YOUR GOAL: An exact reproduction of the records is required, with all images left out.

Data excerpts:
════════════════
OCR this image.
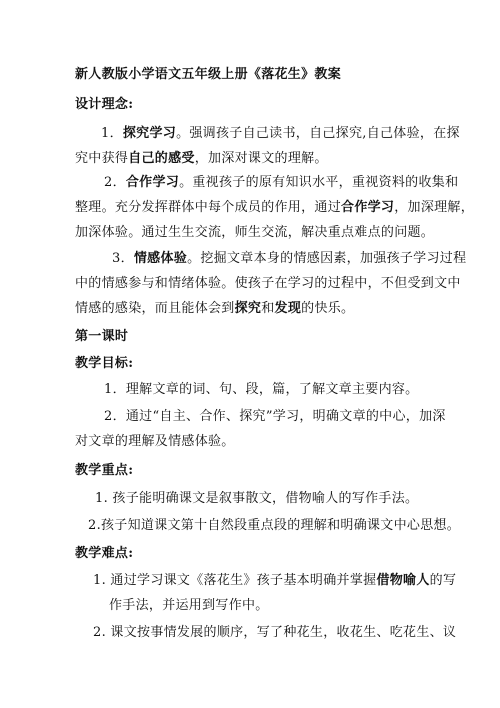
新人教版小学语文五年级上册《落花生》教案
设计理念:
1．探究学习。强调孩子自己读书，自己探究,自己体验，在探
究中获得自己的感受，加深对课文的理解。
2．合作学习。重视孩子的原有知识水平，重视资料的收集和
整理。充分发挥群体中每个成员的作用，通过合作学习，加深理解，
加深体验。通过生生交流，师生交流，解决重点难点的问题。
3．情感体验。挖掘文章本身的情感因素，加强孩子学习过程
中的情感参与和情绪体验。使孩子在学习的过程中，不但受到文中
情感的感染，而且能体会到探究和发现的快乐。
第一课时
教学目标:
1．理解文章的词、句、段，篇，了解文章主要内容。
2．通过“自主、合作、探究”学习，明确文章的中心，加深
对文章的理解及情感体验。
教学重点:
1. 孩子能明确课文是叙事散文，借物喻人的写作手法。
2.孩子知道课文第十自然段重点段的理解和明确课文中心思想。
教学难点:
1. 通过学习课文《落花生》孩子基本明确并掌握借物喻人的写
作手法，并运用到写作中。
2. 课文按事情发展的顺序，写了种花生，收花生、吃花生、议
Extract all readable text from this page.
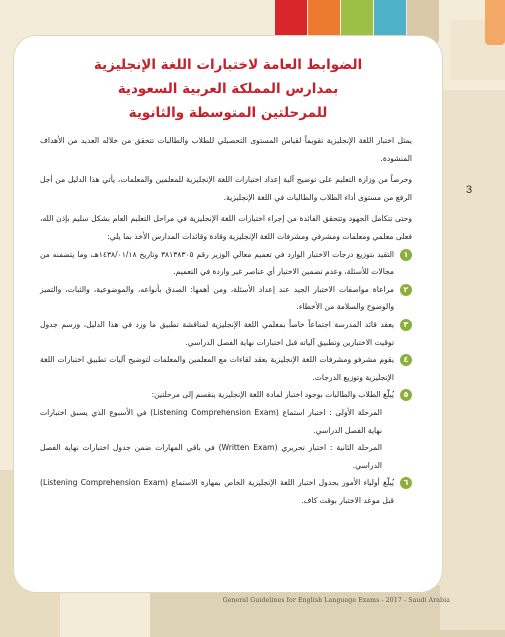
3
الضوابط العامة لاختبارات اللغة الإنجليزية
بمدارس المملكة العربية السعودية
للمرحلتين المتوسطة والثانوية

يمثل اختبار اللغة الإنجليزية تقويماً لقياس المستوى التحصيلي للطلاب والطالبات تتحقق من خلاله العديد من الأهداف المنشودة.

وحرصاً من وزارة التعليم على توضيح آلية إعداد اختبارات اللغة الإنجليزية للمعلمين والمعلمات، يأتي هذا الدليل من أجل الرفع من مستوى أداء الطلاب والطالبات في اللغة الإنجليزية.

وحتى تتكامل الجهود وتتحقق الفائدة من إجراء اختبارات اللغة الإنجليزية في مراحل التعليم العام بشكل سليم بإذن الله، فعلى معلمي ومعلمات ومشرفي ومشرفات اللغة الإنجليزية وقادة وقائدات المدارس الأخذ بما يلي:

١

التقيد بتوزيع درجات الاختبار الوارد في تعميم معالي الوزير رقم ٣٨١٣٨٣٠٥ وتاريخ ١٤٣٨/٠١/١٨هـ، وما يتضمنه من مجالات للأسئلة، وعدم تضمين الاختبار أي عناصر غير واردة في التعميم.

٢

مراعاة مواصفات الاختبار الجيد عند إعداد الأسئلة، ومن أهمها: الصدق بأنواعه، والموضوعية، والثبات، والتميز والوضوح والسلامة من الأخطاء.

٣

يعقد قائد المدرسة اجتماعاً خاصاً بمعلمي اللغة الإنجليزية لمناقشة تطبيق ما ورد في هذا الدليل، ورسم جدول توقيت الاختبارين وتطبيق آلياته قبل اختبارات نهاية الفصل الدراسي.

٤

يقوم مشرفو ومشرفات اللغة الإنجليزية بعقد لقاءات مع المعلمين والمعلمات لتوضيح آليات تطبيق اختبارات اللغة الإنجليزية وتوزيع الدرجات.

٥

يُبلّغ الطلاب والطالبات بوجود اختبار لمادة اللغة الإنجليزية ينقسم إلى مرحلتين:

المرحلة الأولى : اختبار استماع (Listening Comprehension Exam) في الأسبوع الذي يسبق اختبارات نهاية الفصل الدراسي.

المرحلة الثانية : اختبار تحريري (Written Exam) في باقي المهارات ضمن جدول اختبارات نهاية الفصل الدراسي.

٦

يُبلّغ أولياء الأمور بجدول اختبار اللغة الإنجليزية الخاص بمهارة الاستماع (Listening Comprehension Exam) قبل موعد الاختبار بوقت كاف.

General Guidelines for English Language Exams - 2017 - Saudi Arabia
════════════════
PROBLEM SOLUTION:
OCR this image.
新人教版小学语文五年级上册《落花生》教案
设计理念:
1．探究学习。强调孩子自己读书，自己探究,自己体验，在探
究中获得自己的感受，加深对课文的理解。
2．合作学习。重视孩子的原有知识水平，重视资料的收集和
整理。充分发挥群体中每个成员的作用，通过合作学习，加深理解，
加深体验。通过生生交流，师生交流，解决重点难点的问题。
3．情感体验。挖掘文章本身的情感因素，加强孩子学习过程
中的情感参与和情绪体验。使孩子在学习的过程中，不但受到文中
情感的感染，而且能体会到探究和发现的快乐。
第一课时
教学目标:
1．理解文章的词、句、段，篇，了解文章主要内容。
2．通过“自主、合作、探究”学习，明确文章的中心，加深
对文章的理解及情感体验。
教学重点:
1. 孩子能明确课文是叙事散文，借物喻人的写作手法。
2.孩子知道课文第十自然段重点段的理解和明确课文中心思想。
教学难点:
1. 通过学习课文《落花生》孩子基本明确并掌握借物喻人的写
作手法，并运用到写作中。
2. 课文按事情发展的顺序，写了种花生，收花生、吃花生、议
Extract all readable text from this page.
3
الضوابط العامة لاختبارات اللغة الإنجليزية
بمدارس المملكة العربية السعودية
للمرحلتين المتوسطة والثانوية

يمثل اختبار اللغة الإنجليزية تقويماً لقياس المستوى التحصيلي للطلاب والطالبات تتحقق من خلاله العديد من الأهداف المنشودة.

وحرصاً من وزارة التعليم على توضيح آلية إعداد اختبارات اللغة الإنجليزية للمعلمين والمعلمات، يأتي هذا الدليل من أجل الرفع من مستوى أداء الطلاب والطالبات في اللغة الإنجليزية.

وحتى تتكامل الجهود وتتحقق الفائدة من إجراء اختبارات اللغة الإنجليزية في مراحل التعليم العام بشكل سليم بإذن الله، فعلى معلمي ومعلمات ومشرفي ومشرفات اللغة الإنجليزية وقادة وقائدات المدارس الأخذ بما يلي:

١

التقيد بتوزيع درجات الاختبار الوارد في تعميم معالي الوزير رقم ٣٨١٣٨٣٠٥ وتاريخ ١٤٣٨/٠١/١٨هـ، وما يتضمنه من مجالات للأسئلة، وعدم تضمين الاختبار أي عناصر غير واردة في التعميم.

٢

مراعاة مواصفات الاختبار الجيد عند إعداد الأسئلة، ومن أهمها: الصدق بأنواعه، والموضوعية، والثبات، والتميز والوضوح والسلامة من الأخطاء.

٣

يعقد قائد المدرسة اجتماعاً خاصاً بمعلمي اللغة الإنجليزية لمناقشة تطبيق ما ورد في هذا الدليل، ورسم جدول توقيت الاختبارين وتطبيق آلياته قبل اختبارات نهاية الفصل الدراسي.

٤

يقوم مشرفو ومشرفات اللغة الإنجليزية بعقد لقاءات مع المعلمين والمعلمات لتوضيح آليات تطبيق اختبارات اللغة الإنجليزية وتوزيع الدرجات.

٥

يُبلّغ الطلاب والطالبات بوجود اختبار لمادة اللغة الإنجليزية ينقسم إلى مرحلتين:

المرحلة الأولى : اختبار استماع (Listening Comprehension Exam) في الأسبوع الذي يسبق اختبارات نهاية الفصل الدراسي.

المرحلة الثانية : اختبار تحريري (Written Exam) في باقي المهارات ضمن جدول اختبارات نهاية الفصل الدراسي.

٦

يُبلّغ أولياء الأمور بجدول اختبار اللغة الإنجليزية الخاص بمهارة الاستماع (Listening Comprehension Exam) قبل موعد الاختبار بوقت كاف.

General Guidelines for English Language Exams - 2017 - Saudi Arabia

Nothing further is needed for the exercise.